WHAT THE EXERCISE ASKS:
Identify all lines below that hold "Guojun" and collect them.

STORED DATA:
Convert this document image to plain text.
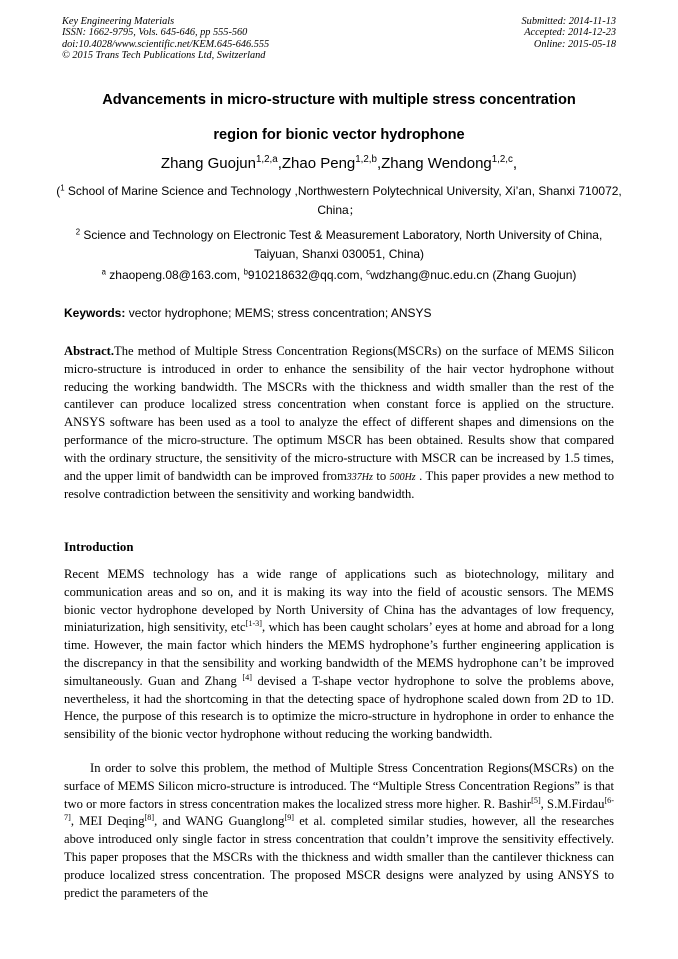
Key Engineering Materials
ISSN: 1662-9795, Vols. 645-646, pp 555-560
doi:10.4028/www.scientific.net/KEM.645-646.555
© 2015 Trans Tech Publications Ltd, Switzerland
Submitted: 2014-11-13
Accepted: 2014-12-23
Online: 2015-05-18
Advancements in micro-structure with multiple stress concentration
region for bionic vector hydrophone
Zhang Guojun$^{1,2,a}$,Zhao Peng$^{1,2,b}$,Zhang Wendong$^{1,2,c}$,
($^1$ School of Marine Science and Technology ,Northwestern Polytechnical University, Xi’an, Shanxi 710072, China；
$^2$ Science and Technology on Electronic Test & Measurement Laboratory, North University of China, Taiyuan, Shanxi 030051, China)
$^a$ zhaopeng.08@163.com, $^b$910218632@qq.com, $^c$wdzhang@nuc.edu.cn (Zhang Guojun)
Keywords: vector hydrophone; MEMS; stress concentration; ANSYS
Abstract.The method of Multiple Stress Concentration Regions(MSCRs) on the surface of MEMS Silicon micro-structure is introduced in order to enhance the sensibility of the hair vector hydrophone without reducing the working bandwidth. The MSCRs with the thickness and width smaller than the rest of the cantilever can produce localized stress concentration when constant force is applied on the structure. ANSYS software has been used as a tool to analyze the effect of different shapes and dimensions on the performance of the micro-structure. The optimum MSCR has been obtained. Results show that compared with the ordinary structure, the sensitivity of the micro-structure with MSCR can be increased by 1.5 times, and the upper limit of bandwidth can be improved from337Hz to 500Hz . This paper provides a new method to resolve contradiction between the sensitivity and working bandwidth.
Introduction
Recent MEMS technology has a wide range of applications such as biotechnology, military and communication areas and so on, and it is making its way into the field of acoustic sensors. The MEMS bionic vector hydrophone developed by North University of China has the advantages of low frequency, miniaturization, high sensitivity, etc[1-3], which has been caught scholars’ eyes at home and abroad for a long time. However, the main factor which hinders the MEMS hydrophone’s further engineering application is the discrepancy in that the sensibility and working bandwidth of the MEMS hydrophone can’t be improved simultaneously. Guan and Zhang [4] devised a T-shape vector hydrophone to solve the problems above, nevertheless, it had the shortcoming in that the detecting space of hydrophone scaled down from 2D to 1D. Hence, the purpose of this research is to optimize the micro-structure in hydrophone in order to enhance the sensibility of the bionic vector hydrophone without reducing the working bandwidth.
In order to solve this problem, the method of Multiple Stress Concentration Regions(MSCRs) on the surface of MEMS Silicon micro-structure is introduced. The “Multiple Stress Concentration Regions” is that two or more factors in stress concentration makes the localized stress more higher. R. Bashir[5], S.M.Firdau[6-7], MEI Deqing[8], and WANG Guanglong[9] et al. completed similar studies, however, all the researches above introduced only single factor in stress concentration that couldn’t improve the sensitivity effectively. This paper proposes that the MSCRs with the thickness and width smaller than the cantilever thickness can produce localized stress concentration. The proposed MSCR designs were analyzed by using ANSYS to predict the parameters of the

FINISHED EXERCISE:
Zhang Guojun$^{1,2,a}$,Zhao Peng$^{1,2,b}$,Zhang Wendong$^{1,2,c}$,
$^a$ zhaopeng.08@163.com, $^b$910218632@qq.com, $^c$wdzhang@nuc.edu.cn (Zhang Guojun)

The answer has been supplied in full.